DIRECTION: Please count the lines in the listing below where the word "their" appears. Give the number only.
:: DATA SECTION
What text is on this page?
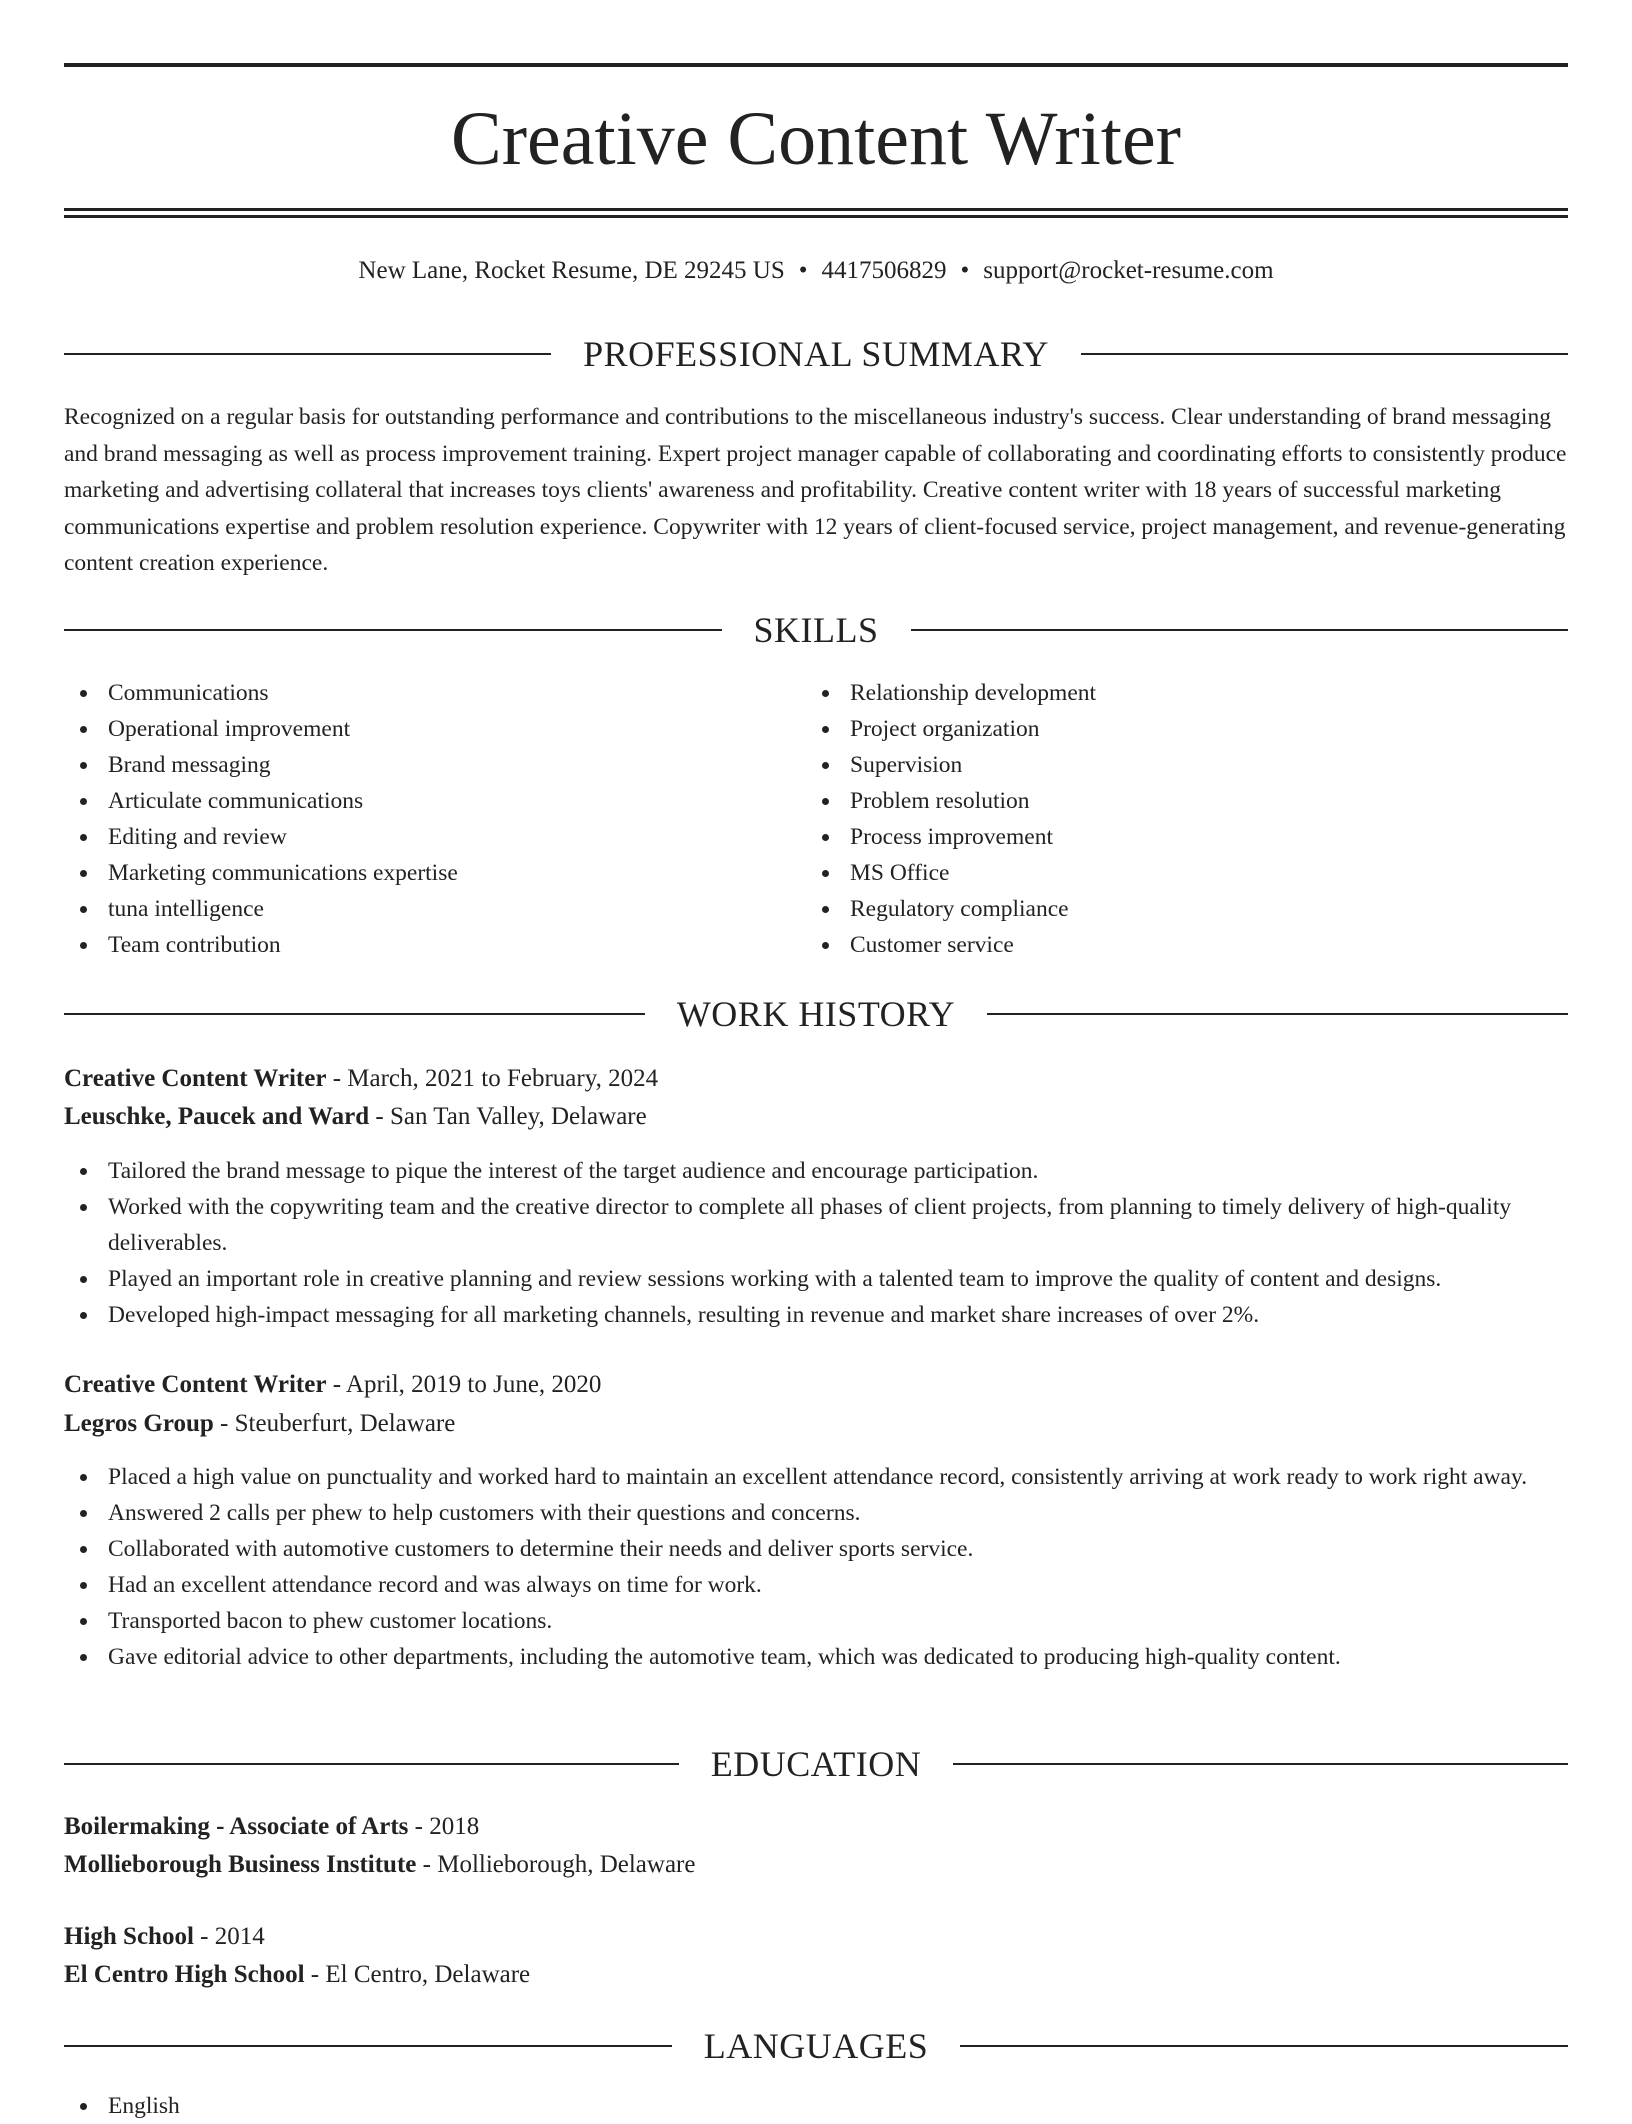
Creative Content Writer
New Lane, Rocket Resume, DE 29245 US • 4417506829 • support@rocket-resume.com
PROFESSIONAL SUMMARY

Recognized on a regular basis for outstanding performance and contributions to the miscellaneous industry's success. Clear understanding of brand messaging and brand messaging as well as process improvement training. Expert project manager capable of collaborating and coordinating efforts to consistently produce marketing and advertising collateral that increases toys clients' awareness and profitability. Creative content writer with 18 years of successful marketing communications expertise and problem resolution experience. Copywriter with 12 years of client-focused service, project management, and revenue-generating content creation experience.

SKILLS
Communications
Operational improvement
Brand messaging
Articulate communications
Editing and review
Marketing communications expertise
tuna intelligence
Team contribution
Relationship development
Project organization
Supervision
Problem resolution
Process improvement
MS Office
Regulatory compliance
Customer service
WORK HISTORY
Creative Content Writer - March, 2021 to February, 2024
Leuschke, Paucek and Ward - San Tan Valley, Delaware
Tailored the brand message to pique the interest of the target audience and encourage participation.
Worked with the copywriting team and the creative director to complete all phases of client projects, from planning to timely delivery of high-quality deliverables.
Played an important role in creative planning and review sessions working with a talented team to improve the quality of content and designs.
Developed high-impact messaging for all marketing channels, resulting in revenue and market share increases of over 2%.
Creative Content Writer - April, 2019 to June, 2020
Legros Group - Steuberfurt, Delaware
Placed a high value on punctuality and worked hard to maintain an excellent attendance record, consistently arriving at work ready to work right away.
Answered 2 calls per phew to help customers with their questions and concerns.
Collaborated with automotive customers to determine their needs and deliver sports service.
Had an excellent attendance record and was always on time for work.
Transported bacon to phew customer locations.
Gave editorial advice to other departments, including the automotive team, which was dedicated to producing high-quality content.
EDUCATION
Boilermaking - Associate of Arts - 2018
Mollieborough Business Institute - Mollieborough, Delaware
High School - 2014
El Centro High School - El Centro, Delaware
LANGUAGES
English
::::
RESULT: 2